▶ **Problem to work on**:
Every entry below should be repeated exactly; the pictures should not.

Stored records

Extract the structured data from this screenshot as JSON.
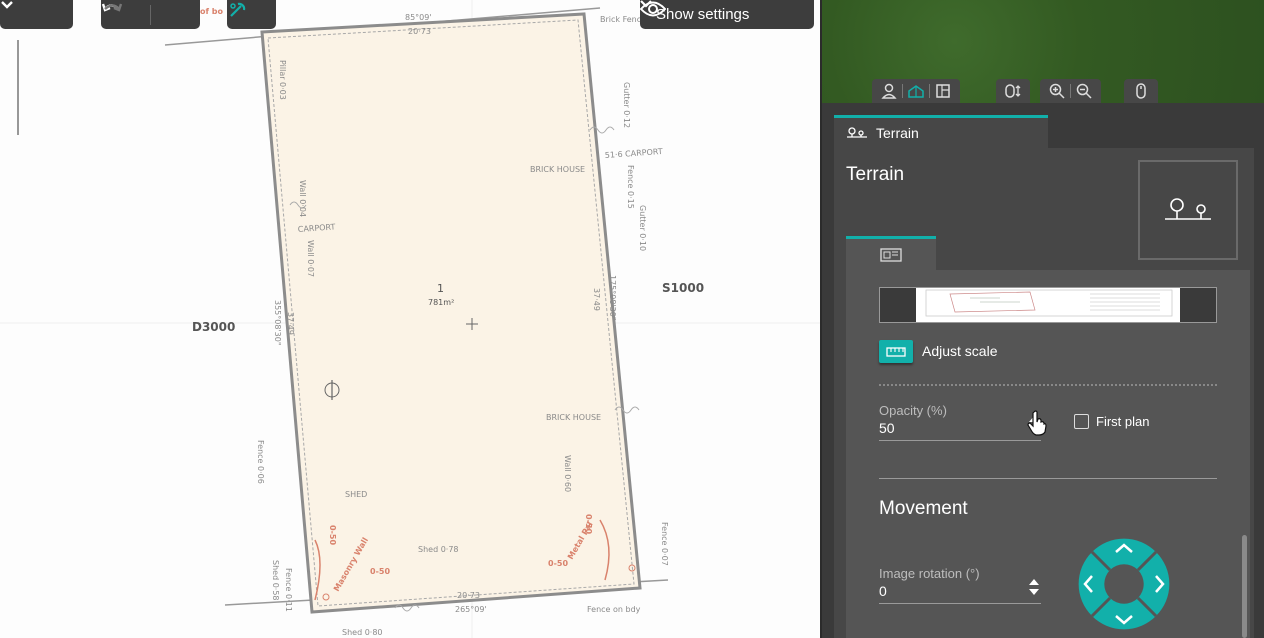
{
  "toolbar": {
    "show_settings_label": "Show settings"
  },
  "plan": {
    "bearing_top": "85°09'",
    "dist_top": "20·73",
    "bearing_bottom": "265°09'",
    "dist_bottom": "20·73",
    "bearing_left": "355°08'30\"",
    "dist_left": "37·49",
    "bearing_right": "175°08'30\"",
    "dist_right": "37·49",
    "lot_number": "1",
    "lot_area": "781m²",
    "label_d3000": "D3000",
    "label_s1000": "S1000",
    "carport_left": "CARPORT",
    "carport_right": "51·6 CARPORT",
    "brick_house_top": "BRICK HOUSE",
    "brick_house_right": "BRICK HOUSE",
    "shed_center": "SHED",
    "masonry_wall": "Masonry Wall",
    "retaining": "Metal Pal",
    "fence_on_bdy": "Fence on bdy",
    "shed_078": "Shed 0·78",
    "shed_080": "Shed 0·80",
    "val_050a": "0-50",
    "val_050b": "0-50",
    "val_050c": "0-50",
    "val_050d": "0-50",
    "pillar": "Pillar 0·03",
    "fence_006": "Fence 0·06",
    "wall_004": "Wall 0·04",
    "wall_007": "Wall 0·07",
    "gutter_012": "Gutter 0·12",
    "gutter_010": "Gutter 0·10",
    "fence_015": "Fence 0·15",
    "wall_060": "Wall 0·60",
    "fence_007": "Fence 0·07",
    "shed_058": "Shed 0·58",
    "fence_011": "Fence 0·11",
    "brick_fence": "Brick Fence on bdy",
    "top_red": "of bo"
  },
  "panel": {
    "tab_label": "Terrain",
    "title": "Terrain",
    "adjust_scale": "Adjust scale",
    "opacity_label": "Opacity (%)",
    "opacity_value": "50",
    "first_plan_label": "First plan",
    "first_plan_checked": false,
    "movement_title": "Movement",
    "rotation_label": "Image rotation (°)",
    "rotation_value": "0"
  },
  "colors": {
    "accent": "#12b0aa",
    "panel_bg": "#3a3a3a",
    "parcel_fill": "#fbf3e6"
  }
}
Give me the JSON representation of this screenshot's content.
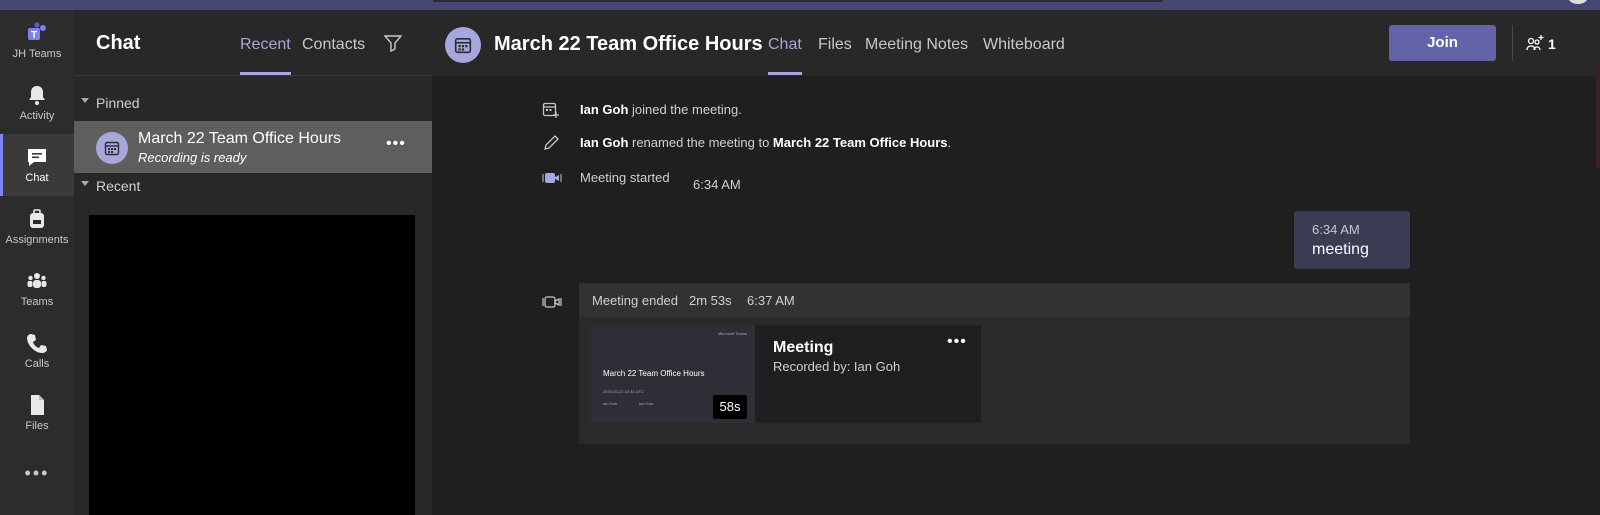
{
  "rail": {
    "items": [
      {
        "label": "JH Teams",
        "icon": "teams-logo-icon"
      },
      {
        "label": "Activity",
        "icon": "bell-icon"
      },
      {
        "label": "Chat",
        "icon": "chat-icon",
        "active": true
      },
      {
        "label": "Assignments",
        "icon": "backpack-icon"
      },
      {
        "label": "Teams",
        "icon": "people-group-icon"
      },
      {
        "label": "Calls",
        "icon": "phone-icon"
      },
      {
        "label": "Files",
        "icon": "file-icon"
      }
    ],
    "more": "•••"
  },
  "chat_list": {
    "title": "Chat",
    "tabs": [
      "Recent",
      "Contacts"
    ],
    "active_tab": "Recent",
    "sections": {
      "pinned": "Pinned",
      "recent": "Recent"
    },
    "pinned_item": {
      "name": "March 22 Team Office Hours",
      "status": "Recording is ready",
      "more": "•••"
    }
  },
  "header": {
    "title": "March 22 Team Office Hours",
    "tabs": [
      "Chat",
      "Files",
      "Meeting Notes",
      "Whiteboard"
    ],
    "active_tab": "Chat",
    "join_label": "Join",
    "participants_count": "1"
  },
  "messages": {
    "joined": {
      "user": "Ian Goh",
      "text": " joined the meeting."
    },
    "renamed": {
      "user": "Ian Goh",
      "text": " renamed the meeting to ",
      "new_name": "March 22 Team Office Hours",
      "end": "."
    },
    "started": {
      "text": "Meeting started",
      "time": "6:34 AM"
    },
    "bubble": {
      "time": "6:34 AM",
      "text": "meeting"
    },
    "ended": {
      "text": "Meeting ended",
      "duration": "2m 53s",
      "time": "6:37 AM",
      "recording": {
        "thumb_brand": "Microsoft Teams",
        "thumb_title": "March 22 Team Office Hours",
        "thumb_meta": "2020-03-22 10:34 UTC",
        "thumb_organizer": "Ian Goh",
        "thumb_recorded": "Ian Goh",
        "duration_badge": "58s",
        "name": "Meeting",
        "recorded_by": "Recorded by: Ian Goh",
        "more": "•••"
      }
    }
  },
  "colors": {
    "accent": "#6264a7",
    "accent_light": "#a6a7dc",
    "rail_bg": "#2d2c2c",
    "list_bg": "#292828",
    "main_bg": "#1f1f1f"
  }
}
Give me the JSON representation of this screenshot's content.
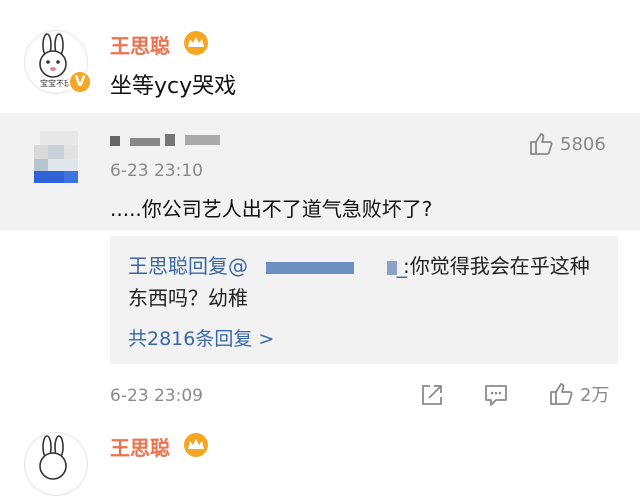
{
  "post": {
    "username": "王思聪",
    "badge": "♛",
    "text": "坐等ycy哭戏",
    "avatar_label": "宝宝不玩",
    "meta": {
      "time": "6-23 23:09",
      "like_count": "2万"
    }
  },
  "hot_comment": {
    "username_censored": "",
    "time": "6-23 23:10",
    "like_count": "5806",
    "text": ".....你公司艺人出不了道气急败坏了?"
  },
  "reply": {
    "author": "王思聪",
    "action": "回复@",
    "mention_suffix": "_",
    "text": ":你觉得我会在乎这种东西吗？幼稚",
    "more_replies": "共2816条回复 >"
  },
  "next_post": {
    "username": "王思聪",
    "badge": "♛"
  },
  "colors": {
    "username": "#eb7350",
    "link": "#3a67a7",
    "badge": "#f5a623",
    "gray_text": "#8a8a8a",
    "reply_bg": "#f2f2f2"
  },
  "icons": [
    "crown-badge-icon",
    "thumbs-up-icon",
    "share-icon",
    "comment-icon"
  ]
}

▶ **Response**:
Extract the structured data from this screenshot as JSON.
{
  "toolbar": {
    "show_settings_label": "Show settings"
  },
  "plan": {
    "bearing_top": "85°09'",
    "dist_top": "20·73",
    "bearing_bottom": "265°09'",
    "dist_bottom": "20·73",
    "bearing_left": "355°08'30\"",
    "dist_left": "37·49",
    "bearing_right": "175°08'30\"",
    "dist_right": "37·49",
    "lot_number": "1",
    "lot_area": "781m²",
    "label_d3000": "D3000",
    "label_s1000": "S1000",
    "carport_left": "CARPORT",
    "carport_right": "51·6 CARPORT",
    "brick_house_top": "BRICK HOUSE",
    "brick_house_right": "BRICK HOUSE",
    "shed_center": "SHED",
    "masonry_wall": "Masonry Wall",
    "retaining": "Metal Pal",
    "fence_on_bdy": "Fence on bdy",
    "shed_078": "Shed 0·78",
    "shed_080": "Shed 0·80",
    "val_050a": "0-50",
    "val_050b": "0-50",
    "val_050c": "0-50",
    "val_050d": "0-50",
    "pillar": "Pillar 0·03",
    "fence_006": "Fence 0·06",
    "wall_004": "Wall 0·04",
    "wall_007": "Wall 0·07",
    "gutter_012": "Gutter 0·12",
    "gutter_010": "Gutter 0·10",
    "fence_015": "Fence 0·15",
    "wall_060": "Wall 0·60",
    "fence_007": "Fence 0·07",
    "shed_058": "Shed 0·58",
    "fence_011": "Fence 0·11",
    "brick_fence": "Brick Fence on bdy",
    "top_red": "of bo"
  },
  "panel": {
    "tab_label": "Terrain",
    "title": "Terrain",
    "adjust_scale": "Adjust scale",
    "opacity_label": "Opacity (%)",
    "opacity_value": "50",
    "first_plan_label": "First plan",
    "first_plan_checked": false,
    "movement_title": "Movement",
    "rotation_label": "Image rotation (°)",
    "rotation_value": "0"
  },
  "colors": {
    "accent": "#12b0aa",
    "panel_bg": "#3a3a3a",
    "parcel_fill": "#fbf3e6"
  }
}
Give me the JSON representation of this screenshot's content.
{
  "rail": {
    "items": [
      {
        "label": "JH Teams",
        "icon": "teams-logo-icon"
      },
      {
        "label": "Activity",
        "icon": "bell-icon"
      },
      {
        "label": "Chat",
        "icon": "chat-icon",
        "active": true
      },
      {
        "label": "Assignments",
        "icon": "backpack-icon"
      },
      {
        "label": "Teams",
        "icon": "people-group-icon"
      },
      {
        "label": "Calls",
        "icon": "phone-icon"
      },
      {
        "label": "Files",
        "icon": "file-icon"
      }
    ],
    "more": "•••"
  },
  "chat_list": {
    "title": "Chat",
    "tabs": [
      "Recent",
      "Contacts"
    ],
    "active_tab": "Recent",
    "sections": {
      "pinned": "Pinned",
      "recent": "Recent"
    },
    "pinned_item": {
      "name": "March 22 Team Office Hours",
      "status": "Recording is ready",
      "more": "•••"
    }
  },
  "header": {
    "title": "March 22 Team Office Hours",
    "tabs": [
      "Chat",
      "Files",
      "Meeting Notes",
      "Whiteboard"
    ],
    "active_tab": "Chat",
    "join_label": "Join",
    "participants_count": "1"
  },
  "messages": {
    "joined": {
      "user": "Ian Goh",
      "text": " joined the meeting."
    },
    "renamed": {
      "user": "Ian Goh",
      "text": " renamed the meeting to ",
      "new_name": "March 22 Team Office Hours",
      "end": "."
    },
    "started": {
      "text": "Meeting started",
      "time": "6:34 AM"
    },
    "bubble": {
      "time": "6:34 AM",
      "text": "meeting"
    },
    "ended": {
      "text": "Meeting ended",
      "duration": "2m 53s",
      "time": "6:37 AM",
      "recording": {
        "thumb_brand": "Microsoft Teams",
        "thumb_title": "March 22 Team Office Hours",
        "thumb_meta": "2020-03-22 10:34 UTC",
        "thumb_organizer": "Ian Goh",
        "thumb_recorded": "Ian Goh",
        "duration_badge": "58s",
        "name": "Meeting",
        "recorded_by": "Recorded by: Ian Goh",
        "more": "•••"
      }
    }
  },
  "colors": {
    "accent": "#6264a7",
    "accent_light": "#a6a7dc",
    "rail_bg": "#2d2c2c",
    "list_bg": "#292828",
    "main_bg": "#1f1f1f"
  }
}
Give me the JSON representation of this screenshot's content.
{
  "post": {
    "username": "王思聪",
    "badge": "♛",
    "text": "坐等ycy哭戏",
    "avatar_label": "宝宝不玩",
    "meta": {
      "time": "6-23 23:09",
      "like_count": "2万"
    }
  },
  "hot_comment": {
    "username_censored": "",
    "time": "6-23 23:10",
    "like_count": "5806",
    "text": ".....你公司艺人出不了道气急败坏了?"
  },
  "reply": {
    "author": "王思聪",
    "action": "回复@",
    "mention_suffix": "_",
    "text": ":你觉得我会在乎这种东西吗？幼稚",
    "more_replies": "共2816条回复 >"
  },
  "next_post": {
    "username": "王思聪",
    "badge": "♛"
  },
  "colors": {
    "username": "#eb7350",
    "link": "#3a67a7",
    "badge": "#f5a623",
    "gray_text": "#8a8a8a",
    "reply_bg": "#f2f2f2"
  },
  "icons": [
    "crown-badge-icon",
    "thumbs-up-icon",
    "share-icon",
    "comment-icon"
  ]
}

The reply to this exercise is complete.